*Problem statement*.
Return every line of the records below verbatim, with no pictures in the copy.

*Exercise materials*.
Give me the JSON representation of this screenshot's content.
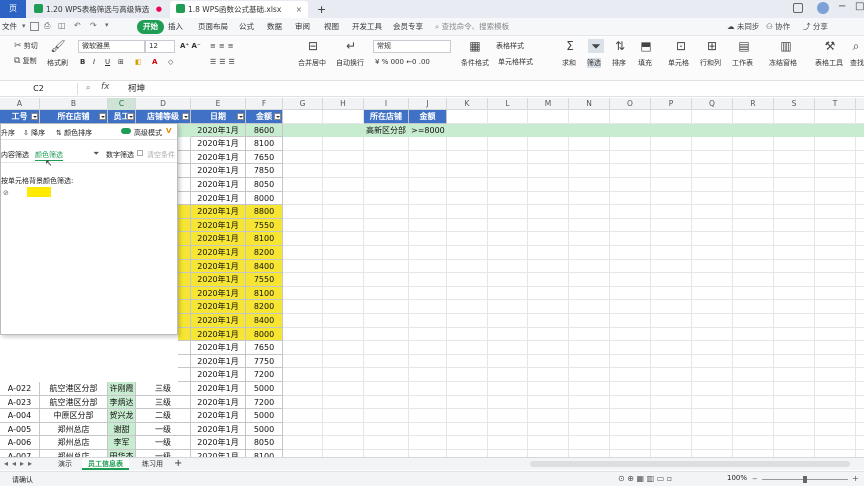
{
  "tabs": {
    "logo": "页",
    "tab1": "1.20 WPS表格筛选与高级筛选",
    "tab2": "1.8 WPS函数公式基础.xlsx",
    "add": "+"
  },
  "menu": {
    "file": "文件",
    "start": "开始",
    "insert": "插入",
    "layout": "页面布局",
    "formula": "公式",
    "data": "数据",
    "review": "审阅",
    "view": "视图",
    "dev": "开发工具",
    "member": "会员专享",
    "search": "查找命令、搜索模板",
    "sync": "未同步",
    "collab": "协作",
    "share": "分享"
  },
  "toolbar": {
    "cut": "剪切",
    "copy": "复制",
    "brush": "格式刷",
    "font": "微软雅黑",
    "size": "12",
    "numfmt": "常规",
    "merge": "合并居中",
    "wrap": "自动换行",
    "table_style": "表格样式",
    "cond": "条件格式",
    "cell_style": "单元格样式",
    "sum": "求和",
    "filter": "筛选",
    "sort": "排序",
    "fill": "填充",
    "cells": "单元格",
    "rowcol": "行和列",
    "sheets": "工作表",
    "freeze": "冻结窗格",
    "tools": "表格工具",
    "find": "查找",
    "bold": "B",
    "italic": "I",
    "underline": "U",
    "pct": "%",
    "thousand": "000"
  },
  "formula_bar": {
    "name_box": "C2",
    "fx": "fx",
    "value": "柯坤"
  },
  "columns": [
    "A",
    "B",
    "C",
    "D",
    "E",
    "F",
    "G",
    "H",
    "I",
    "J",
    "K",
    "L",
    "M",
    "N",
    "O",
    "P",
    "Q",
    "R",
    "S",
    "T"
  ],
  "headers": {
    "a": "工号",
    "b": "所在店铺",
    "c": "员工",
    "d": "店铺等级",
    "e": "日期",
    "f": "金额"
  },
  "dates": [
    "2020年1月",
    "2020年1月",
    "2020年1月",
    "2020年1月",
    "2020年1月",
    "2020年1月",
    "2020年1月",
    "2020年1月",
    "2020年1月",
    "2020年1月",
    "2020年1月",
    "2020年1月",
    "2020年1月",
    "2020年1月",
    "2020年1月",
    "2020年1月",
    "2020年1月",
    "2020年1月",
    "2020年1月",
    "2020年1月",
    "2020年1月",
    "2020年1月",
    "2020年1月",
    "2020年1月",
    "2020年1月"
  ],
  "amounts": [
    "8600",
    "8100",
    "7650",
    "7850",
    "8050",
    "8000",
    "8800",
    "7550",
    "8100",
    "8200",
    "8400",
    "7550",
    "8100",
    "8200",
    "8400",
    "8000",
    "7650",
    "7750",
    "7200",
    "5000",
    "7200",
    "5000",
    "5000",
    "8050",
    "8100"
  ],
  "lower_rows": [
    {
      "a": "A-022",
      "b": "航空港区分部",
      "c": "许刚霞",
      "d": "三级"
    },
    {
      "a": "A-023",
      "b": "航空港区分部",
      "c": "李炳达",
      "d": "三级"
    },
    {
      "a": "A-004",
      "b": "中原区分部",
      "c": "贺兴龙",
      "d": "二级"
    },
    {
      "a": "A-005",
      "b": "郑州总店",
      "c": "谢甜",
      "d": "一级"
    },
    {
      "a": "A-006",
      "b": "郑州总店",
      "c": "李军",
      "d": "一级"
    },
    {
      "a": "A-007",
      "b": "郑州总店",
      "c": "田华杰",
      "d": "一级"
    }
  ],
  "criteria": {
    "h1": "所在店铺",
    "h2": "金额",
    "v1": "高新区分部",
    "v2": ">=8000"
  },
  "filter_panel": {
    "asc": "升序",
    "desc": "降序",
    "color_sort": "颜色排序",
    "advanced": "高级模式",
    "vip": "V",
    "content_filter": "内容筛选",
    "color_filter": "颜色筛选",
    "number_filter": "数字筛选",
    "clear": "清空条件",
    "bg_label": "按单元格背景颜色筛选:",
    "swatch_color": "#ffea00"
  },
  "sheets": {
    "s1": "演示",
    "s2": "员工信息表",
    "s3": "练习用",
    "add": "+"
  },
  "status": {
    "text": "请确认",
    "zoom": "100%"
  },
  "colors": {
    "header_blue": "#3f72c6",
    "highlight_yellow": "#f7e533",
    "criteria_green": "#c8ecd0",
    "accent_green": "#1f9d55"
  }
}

*Task solution*.
Give me the JSON representation of this screenshot's content.
{
  "tabs": {
    "logo": "页",
    "tab1": "1.20 WPS表格筛选与高级筛选",
    "tab2": "1.8 WPS函数公式基础.xlsx",
    "add": "+"
  },
  "menu": {
    "file": "文件",
    "start": "开始",
    "insert": "插入",
    "layout": "页面布局",
    "formula": "公式",
    "data": "数据",
    "review": "审阅",
    "view": "视图",
    "dev": "开发工具",
    "member": "会员专享",
    "search": "查找命令、搜索模板",
    "sync": "未同步",
    "collab": "协作",
    "share": "分享"
  },
  "toolbar": {
    "cut": "剪切",
    "copy": "复制",
    "brush": "格式刷",
    "font": "微软雅黑",
    "size": "12",
    "numfmt": "常规",
    "merge": "合并居中",
    "wrap": "自动换行",
    "table_style": "表格样式",
    "cond": "条件格式",
    "cell_style": "单元格样式",
    "sum": "求和",
    "filter": "筛选",
    "sort": "排序",
    "fill": "填充",
    "cells": "单元格",
    "rowcol": "行和列",
    "sheets": "工作表",
    "freeze": "冻结窗格",
    "tools": "表格工具",
    "find": "查找",
    "bold": "B",
    "italic": "I",
    "underline": "U",
    "pct": "%",
    "thousand": "000"
  },
  "formula_bar": {
    "name_box": "C2",
    "fx": "fx",
    "value": "柯坤"
  },
  "columns": [
    "A",
    "B",
    "C",
    "D",
    "E",
    "F",
    "G",
    "H",
    "I",
    "J",
    "K",
    "L",
    "M",
    "N",
    "O",
    "P",
    "Q",
    "R",
    "S",
    "T"
  ],
  "headers": {
    "a": "工号",
    "b": "所在店铺",
    "c": "员工",
    "d": "店铺等级",
    "e": "日期",
    "f": "金额"
  },
  "dates": [
    "2020年1月",
    "2020年1月",
    "2020年1月",
    "2020年1月",
    "2020年1月",
    "2020年1月",
    "2020年1月",
    "2020年1月",
    "2020年1月",
    "2020年1月",
    "2020年1月",
    "2020年1月",
    "2020年1月",
    "2020年1月",
    "2020年1月",
    "2020年1月",
    "2020年1月",
    "2020年1月",
    "2020年1月",
    "2020年1月",
    "2020年1月",
    "2020年1月",
    "2020年1月",
    "2020年1月",
    "2020年1月"
  ],
  "amounts": [
    "8600",
    "8100",
    "7650",
    "7850",
    "8050",
    "8000",
    "8800",
    "7550",
    "8100",
    "8200",
    "8400",
    "7550",
    "8100",
    "8200",
    "8400",
    "8000",
    "7650",
    "7750",
    "7200",
    "5000",
    "7200",
    "5000",
    "5000",
    "8050",
    "8100"
  ],
  "lower_rows": [
    {
      "a": "A-022",
      "b": "航空港区分部",
      "c": "许刚霞",
      "d": "三级"
    },
    {
      "a": "A-023",
      "b": "航空港区分部",
      "c": "李炳达",
      "d": "三级"
    },
    {
      "a": "A-004",
      "b": "中原区分部",
      "c": "贺兴龙",
      "d": "二级"
    },
    {
      "a": "A-005",
      "b": "郑州总店",
      "c": "谢甜",
      "d": "一级"
    },
    {
      "a": "A-006",
      "b": "郑州总店",
      "c": "李军",
      "d": "一级"
    },
    {
      "a": "A-007",
      "b": "郑州总店",
      "c": "田华杰",
      "d": "一级"
    }
  ],
  "criteria": {
    "h1": "所在店铺",
    "h2": "金额",
    "v1": "高新区分部",
    "v2": ">=8000"
  },
  "filter_panel": {
    "asc": "升序",
    "desc": "降序",
    "color_sort": "颜色排序",
    "advanced": "高级模式",
    "vip": "V",
    "content_filter": "内容筛选",
    "color_filter": "颜色筛选",
    "number_filter": "数字筛选",
    "clear": "清空条件",
    "bg_label": "按单元格背景颜色筛选:",
    "swatch_color": "#ffea00"
  },
  "sheets": {
    "s1": "演示",
    "s2": "员工信息表",
    "s3": "练习用",
    "add": "+"
  },
  "status": {
    "text": "请确认",
    "zoom": "100%"
  },
  "colors": {
    "header_blue": "#3f72c6",
    "highlight_yellow": "#f7e533",
    "criteria_green": "#c8ecd0",
    "accent_green": "#1f9d55"
  }
}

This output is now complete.